=== Source ===
######
You saw how conditional independence lets you calculate the class probability in cases where you have more than one feature. Now, in this segment, you will deal with the original five variable problem, where the new test point has the following features:  

- Cap Shape = Convex
- Cap Surface = Smooth
- Cap Colour = White
- Bruises = Yes
- Odour = None

Here the objective is to classify it into edible or poisonous class. Let's see how that can be done

![100.png](attachment:3f4d9c24-e9ce-49c2-9ef4-184b1e957e6e.png)

### Terms in the Bayes theorem 

Again, Bayes theorem is defined as: 

![](https://d35ev2v1xsdze0.cloudfront.net/b28ba1da-383c-4807-ac0b-f561d48d1742-1742810311399.png)


- **P(![](https://latex.upgrad.com/render?formula=C_%7Bi%7D)/X)** is called the **posterior probability**, which is finally compared for the classes, and the test point is assigned the class whose Posterior probability is greater.

- **P(![](https://latex.upgrad.com/render?formula=C_%7Bi%7D))** is known as the prior probability. It is the **probability of an event occurring before the collection of new data**.  Prior plays an important role while classifying, when using Naïve Bayes, as it highly influences the class of the new test point.

- **P(X/![](https://latex.upgrad.com/render?formula=C_%7Bi%7D))** represents the **likelihood function**. It **tells the likelihood of a data point occurring in a category**. The conditional independence assumption is leveraged while computing the likelihood probability.

- **P(x)** - The effect of the denominator P(x) is not incorporated while calculating probabilities as it is the same for both the classes and hence, can be ignored without affecting the final outcome.

### Prior, Posterior and Likelihood

Let’s understand the terminology of Bayes theorem.

You have been using 3 terms: 
- P(Class = edible / poisonous)
- P(X | Class) 
- P(Class | X) 

**Bayesian classification** is based on the principle that ‘you **combine your prior knowledge or beliefs about a population** with the **case specific information** to get the actual (posterior) probability’.
######
=== Data supplied ===

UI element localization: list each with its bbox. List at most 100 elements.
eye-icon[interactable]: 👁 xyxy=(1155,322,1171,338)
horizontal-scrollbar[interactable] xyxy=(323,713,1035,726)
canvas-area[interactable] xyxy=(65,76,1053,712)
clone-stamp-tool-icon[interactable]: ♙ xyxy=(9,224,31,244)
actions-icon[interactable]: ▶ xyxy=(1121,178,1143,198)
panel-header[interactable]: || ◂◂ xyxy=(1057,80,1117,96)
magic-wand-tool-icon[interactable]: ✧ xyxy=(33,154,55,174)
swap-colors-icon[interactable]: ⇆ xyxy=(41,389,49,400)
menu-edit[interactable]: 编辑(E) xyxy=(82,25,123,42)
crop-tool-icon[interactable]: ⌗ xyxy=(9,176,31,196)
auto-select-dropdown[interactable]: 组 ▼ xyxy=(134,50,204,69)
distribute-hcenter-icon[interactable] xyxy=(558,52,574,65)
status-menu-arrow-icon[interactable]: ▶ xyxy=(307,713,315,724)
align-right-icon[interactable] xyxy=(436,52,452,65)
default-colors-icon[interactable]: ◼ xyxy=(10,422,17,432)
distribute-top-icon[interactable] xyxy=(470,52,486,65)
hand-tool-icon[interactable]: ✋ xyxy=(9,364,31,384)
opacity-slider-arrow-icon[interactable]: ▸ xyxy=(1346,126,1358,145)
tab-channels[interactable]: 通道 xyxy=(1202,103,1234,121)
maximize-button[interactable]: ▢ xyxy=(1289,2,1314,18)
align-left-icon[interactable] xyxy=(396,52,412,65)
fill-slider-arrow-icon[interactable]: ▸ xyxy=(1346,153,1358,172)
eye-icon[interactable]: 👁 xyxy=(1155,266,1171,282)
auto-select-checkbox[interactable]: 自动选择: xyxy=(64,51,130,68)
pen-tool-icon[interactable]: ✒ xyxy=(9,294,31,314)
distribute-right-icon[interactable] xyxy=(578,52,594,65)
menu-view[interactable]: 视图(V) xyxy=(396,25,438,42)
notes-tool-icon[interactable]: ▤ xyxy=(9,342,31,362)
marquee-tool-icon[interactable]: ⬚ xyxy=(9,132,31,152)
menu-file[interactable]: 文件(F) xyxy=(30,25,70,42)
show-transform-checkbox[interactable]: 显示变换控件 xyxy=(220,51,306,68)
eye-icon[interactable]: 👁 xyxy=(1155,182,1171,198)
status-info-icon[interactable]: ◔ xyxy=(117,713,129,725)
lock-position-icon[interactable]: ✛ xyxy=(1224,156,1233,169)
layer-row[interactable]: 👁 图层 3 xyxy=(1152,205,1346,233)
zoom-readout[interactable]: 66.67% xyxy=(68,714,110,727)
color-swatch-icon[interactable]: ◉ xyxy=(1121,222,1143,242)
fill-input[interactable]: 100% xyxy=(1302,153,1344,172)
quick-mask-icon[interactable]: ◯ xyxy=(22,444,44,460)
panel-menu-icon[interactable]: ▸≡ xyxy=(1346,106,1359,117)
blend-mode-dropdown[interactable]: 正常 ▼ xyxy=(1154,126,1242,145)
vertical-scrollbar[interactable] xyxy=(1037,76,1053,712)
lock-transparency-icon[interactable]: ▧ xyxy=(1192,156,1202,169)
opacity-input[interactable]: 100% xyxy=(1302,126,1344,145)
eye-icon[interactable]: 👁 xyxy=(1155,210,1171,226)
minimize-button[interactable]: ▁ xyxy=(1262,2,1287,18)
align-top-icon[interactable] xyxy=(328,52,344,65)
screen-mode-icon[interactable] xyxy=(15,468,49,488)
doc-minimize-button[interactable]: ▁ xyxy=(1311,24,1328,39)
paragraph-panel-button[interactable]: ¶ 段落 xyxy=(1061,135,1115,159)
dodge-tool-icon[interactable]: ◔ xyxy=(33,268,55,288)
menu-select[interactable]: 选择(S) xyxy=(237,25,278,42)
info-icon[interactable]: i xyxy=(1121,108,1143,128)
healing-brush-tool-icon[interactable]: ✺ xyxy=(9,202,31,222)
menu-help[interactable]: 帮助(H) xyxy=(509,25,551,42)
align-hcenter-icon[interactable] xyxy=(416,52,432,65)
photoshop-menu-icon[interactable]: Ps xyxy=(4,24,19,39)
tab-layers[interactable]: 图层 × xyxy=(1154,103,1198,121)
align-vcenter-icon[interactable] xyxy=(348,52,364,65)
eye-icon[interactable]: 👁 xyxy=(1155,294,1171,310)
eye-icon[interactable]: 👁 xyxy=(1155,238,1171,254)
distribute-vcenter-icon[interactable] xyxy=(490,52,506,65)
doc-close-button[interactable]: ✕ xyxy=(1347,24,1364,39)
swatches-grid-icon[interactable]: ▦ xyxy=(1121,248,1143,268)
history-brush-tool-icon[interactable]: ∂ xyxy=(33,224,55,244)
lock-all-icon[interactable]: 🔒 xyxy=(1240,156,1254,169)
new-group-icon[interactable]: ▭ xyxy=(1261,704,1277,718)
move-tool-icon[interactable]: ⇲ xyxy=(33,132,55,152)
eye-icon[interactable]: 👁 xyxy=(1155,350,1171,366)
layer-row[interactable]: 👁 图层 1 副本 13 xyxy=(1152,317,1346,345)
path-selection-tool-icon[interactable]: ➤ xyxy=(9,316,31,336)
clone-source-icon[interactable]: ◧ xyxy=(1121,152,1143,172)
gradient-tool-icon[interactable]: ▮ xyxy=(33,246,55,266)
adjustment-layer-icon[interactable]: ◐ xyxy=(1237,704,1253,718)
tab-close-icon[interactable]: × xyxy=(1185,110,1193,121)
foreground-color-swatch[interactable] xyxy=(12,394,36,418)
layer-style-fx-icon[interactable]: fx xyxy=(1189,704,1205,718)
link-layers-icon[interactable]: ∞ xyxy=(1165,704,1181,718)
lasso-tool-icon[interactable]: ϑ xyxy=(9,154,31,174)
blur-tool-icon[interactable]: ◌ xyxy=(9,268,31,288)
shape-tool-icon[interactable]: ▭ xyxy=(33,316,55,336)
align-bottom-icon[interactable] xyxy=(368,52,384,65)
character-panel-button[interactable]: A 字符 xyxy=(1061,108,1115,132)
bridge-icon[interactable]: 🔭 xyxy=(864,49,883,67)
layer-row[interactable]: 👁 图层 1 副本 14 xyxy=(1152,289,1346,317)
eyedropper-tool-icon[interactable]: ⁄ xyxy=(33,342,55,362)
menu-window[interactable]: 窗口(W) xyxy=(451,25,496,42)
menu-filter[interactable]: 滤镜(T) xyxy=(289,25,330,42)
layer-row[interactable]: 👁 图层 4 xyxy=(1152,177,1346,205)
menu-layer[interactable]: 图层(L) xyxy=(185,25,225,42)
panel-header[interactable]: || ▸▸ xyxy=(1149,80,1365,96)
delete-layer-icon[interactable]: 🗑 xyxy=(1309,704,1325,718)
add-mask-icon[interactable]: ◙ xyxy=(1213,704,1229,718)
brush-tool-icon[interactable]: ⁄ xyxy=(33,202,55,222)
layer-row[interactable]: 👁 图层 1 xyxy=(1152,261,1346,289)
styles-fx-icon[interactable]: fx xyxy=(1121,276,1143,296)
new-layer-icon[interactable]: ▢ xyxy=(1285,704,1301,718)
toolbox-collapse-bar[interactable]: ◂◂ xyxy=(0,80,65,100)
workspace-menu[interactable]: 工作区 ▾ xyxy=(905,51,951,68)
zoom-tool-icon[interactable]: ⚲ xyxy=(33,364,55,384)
######
Resume the lesson on Naïve Bayes classification and continue it from its final sentence.

=== Response for this exercise ===
-  **P(Class = edible)** or **P(Class = poisonous)** is called the **prior probability** : This incorporates our ‘prior beliefs’ before you collect specific information. If 90% of mushrooms are edible, then the prior probability is 0.90. Prior gets multiplied with the likelihood to give the posterior. In many cases, the prior has a tremendous effect on the classification. **If the prior is neutral (50% are edible), then the likelihood may largely decide the outcome**.
- P(X|Class) is the **likelihood** :  After agreeing upon the prior, you collect new, case-specific data (like plucking mushrooms randomly from a farm and observing the cap colours). **Likelihood updates our prior beliefs with the new information**. If you find a CONVEX mushroom, then you’d want to know how likely you were to find a convex one if you had only plucked edible mushrooms.
  If  P(CONVEX| edible) is high, say 80%, implying that there was an 80% chance of getting a convex mushroom if you only took from edible mushrooms, this will reflect in increased chances of the mushroom being edible.

    If the likelihood is neutral (e.g. 50%), then the prior probability may largely decide the outcome. If the prior is way too powerful, then likelihood often barely affects the result.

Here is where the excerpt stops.